■ Given records
· · ·

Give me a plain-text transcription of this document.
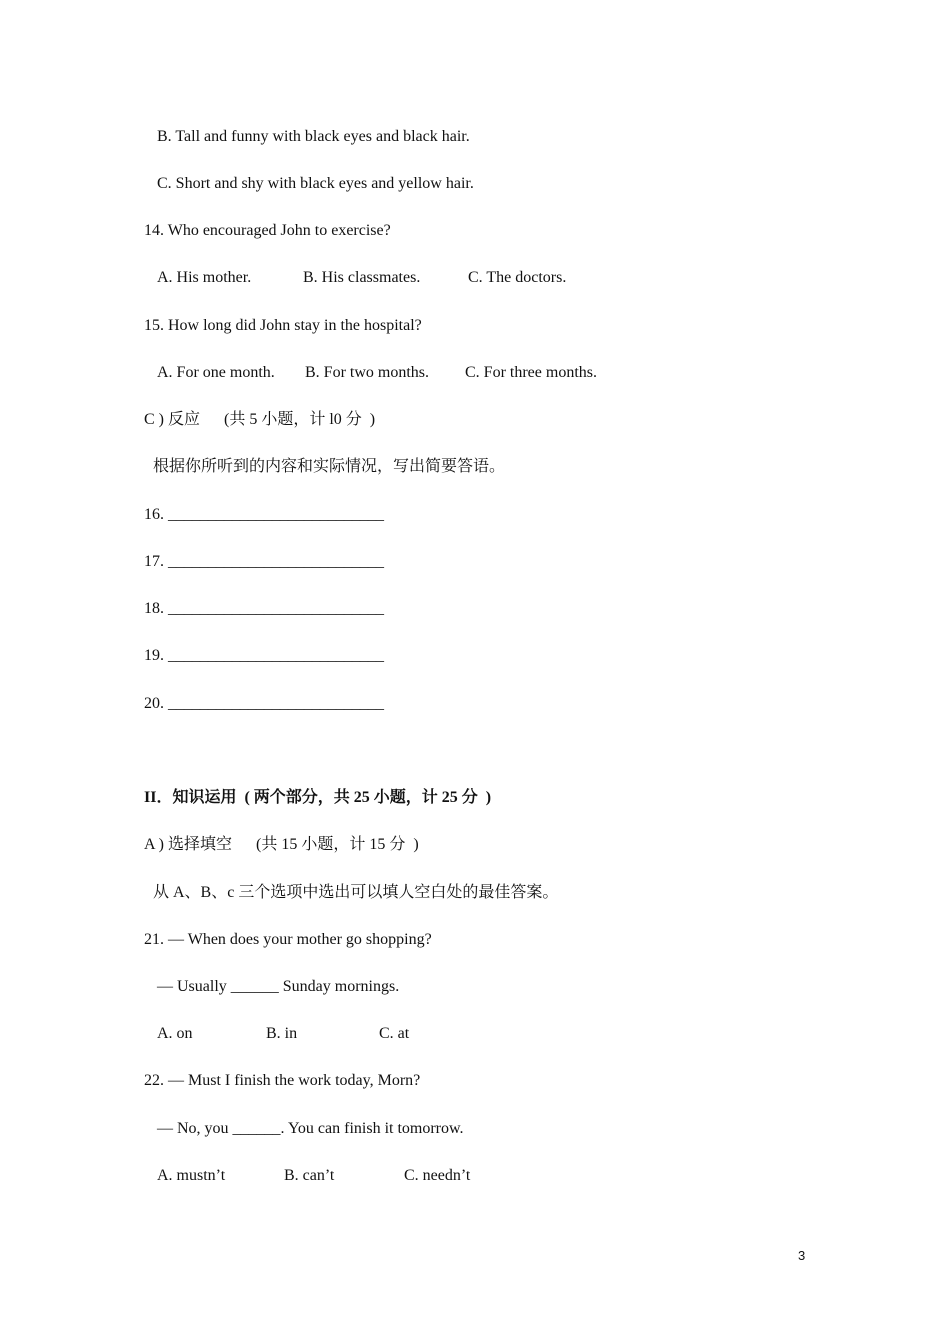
B. Tall and funny with black eyes and black hair.
C. Short and shy with black eyes and yellow hair.
14. Who encouraged John to exercise?
A. His mother.	B. His classmates.	C. The doctors.
15. How long did John stay in the hospital?
A. For one month. B. For two months. C. For three months.
C ) 反应      (共 5 小题，计 l0 分  )
根据你所听到的内容和实际情况，写出简要答语。
16. ___________________________
17. ___________________________
18. ___________________________
19. ___________________________
20. ___________________________
II．知识运用  ( 两个部分，共 25 小题，计 25 分  )
A ) 选择填空      (共 15 小题，计 15 分  )
从 A、B、c 三个选项中选出可以填人空白处的最佳答案。
21. — When does your mother go shopping?
— Usually ______ Sunday mornings.
A. on	B. in	C. at
22. — Must I finish the work today, Morn?
— No, you ______. You can finish it tomorrow.
A. mustn’t	B. can’t	C. needn’t
3
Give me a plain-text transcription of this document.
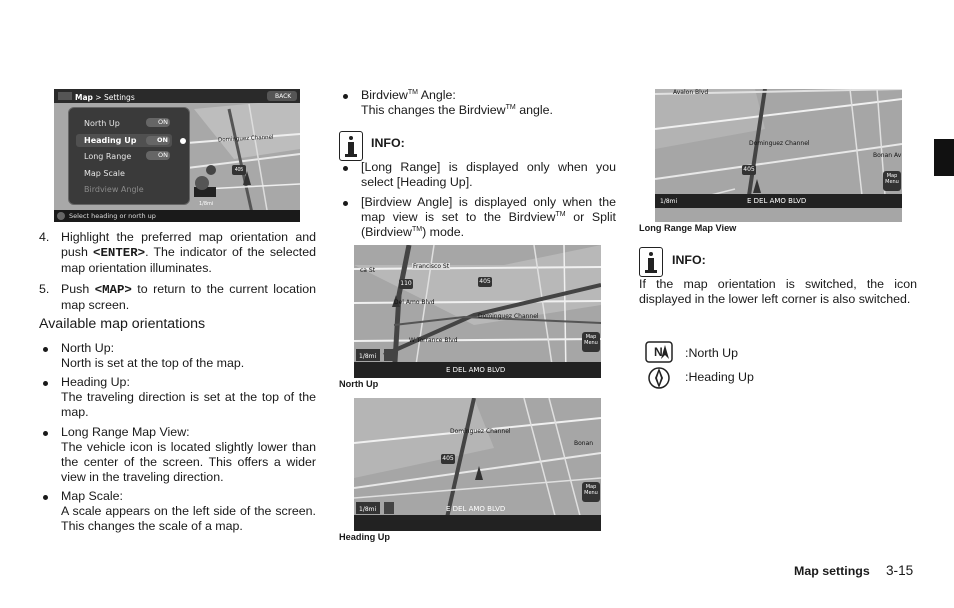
Map > Settings	BACK
North Up	ON
Heading Up	ON
Long Range	ON
Map Scale
Birdview Angle
Dominguez Channel
405
1/8mi
Select heading or north up
4. Highlight the preferred map orientation and push <ENTER>. The indicator of the selected map orientation illuminates.
5. Push <MAP> to return to the current location map screen.
Available map orientations
North Up:
North is set at the top of the map.
Heading Up:
The traveling direction is set at the top of the map.
Long Range Map View:
The vehicle icon is located slightly lower than the center of the screen. This offers a wider view in the traveling direction.
Map Scale:
A scale appears on the left side of the screen. This changes the scale of a map.
Birdview™ Angle:
This changes the Birdview™ angle.
INFO:
[Long Range] is displayed only when you select [Heading Up].
[Birdview Angle] is displayed only when the map view is set to the Birdview™ or Split (Birdview™) mode.
1/8mi
Francisco St
ca St
Del Amo Blvd
W Torrance Blvd
110	405
Dominguez Channel
E DEL AMO BLVD
Map Menu
North Up
1/8mi
Dominguez Channel
405
Bonan
E DEL AMO BLVD
Map Menu
Heading Up
Avalon Blvd
Dominguez Channel
405
Bonan Av
1/8mi	E DEL AMO BLVD
Map Menu
Long Range Map View
INFO:
If the map orientation is switched, the icon displayed in the lower left corner is also switched.
N :North Up
:Heading Up
Map settings 3-15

· · ·

■ Exercise aim
Copy out the whole listing exactly, and don't carry over any pictures.

■ Full answer
Give me a plain-text transcription of this document.
B. Tall and funny with black eyes and black hair.
C. Short and shy with black eyes and yellow hair.
14. Who encouraged John to exercise?
A. His mother.	B. His classmates.	C. The doctors.
15. How long did John stay in the hospital?
A. For one month. B. For two months. C. For three months.
C ) 反应      (共 5 小题，计 l0 分  )
根据你所听到的内容和实际情况，写出简要答语。
16. ___________________________
17. ___________________________
18. ___________________________
19. ___________________________
20. ___________________________
II．知识运用  ( 两个部分，共 25 小题，计 25 分  )
A ) 选择填空      (共 15 小题，计 15 分  )
从 A、B、c 三个选项中选出可以填人空白处的最佳答案。
21. — When does your mother go shopping?
— Usually ______ Sunday mornings.
A. on	B. in	C. at
22. — Must I finish the work today, Morn?
— No, you ______. You can finish it tomorrow.
A. mustn’t	B. can’t	C. needn’t
3
Give me a plain-text transcription of this document.
Map > Settings	BACK
North Up	ON
Heading Up	ON
Long Range	ON
Map Scale
Birdview Angle
Dominguez Channel
405
1/8mi
Select heading or north up
4. Highlight the preferred map orientation and push <ENTER>. The indicator of the selected map orientation illuminates.
5. Push <MAP> to return to the current location map screen.
Available map orientations
North Up:
North is set at the top of the map.
Heading Up:
The traveling direction is set at the top of the map.
Long Range Map View:
The vehicle icon is located slightly lower than the center of the screen. This offers a wider view in the traveling direction.
Map Scale:
A scale appears on the left side of the screen. This changes the scale of a map.
Birdview™ Angle:
This changes the Birdview™ angle.
INFO:
[Long Range] is displayed only when you select [Heading Up].
[Birdview Angle] is displayed only when the map view is set to the Birdview™ or Split (Birdview™) mode.
1/8mi
Francisco St
ca St
Del Amo Blvd
W Torrance Blvd
110	405
Dominguez Channel
E DEL AMO BLVD
Map Menu
North Up
1/8mi
Dominguez Channel
405
Bonan
E DEL AMO BLVD
Map Menu
Heading Up
Avalon Blvd
Dominguez Channel
405
Bonan Av
1/8mi	E DEL AMO BLVD
Map Menu
Long Range Map View
INFO:
If the map orientation is switched, the icon displayed in the lower left corner is also switched.
N :North Up
:Heading Up
Map settings 3-15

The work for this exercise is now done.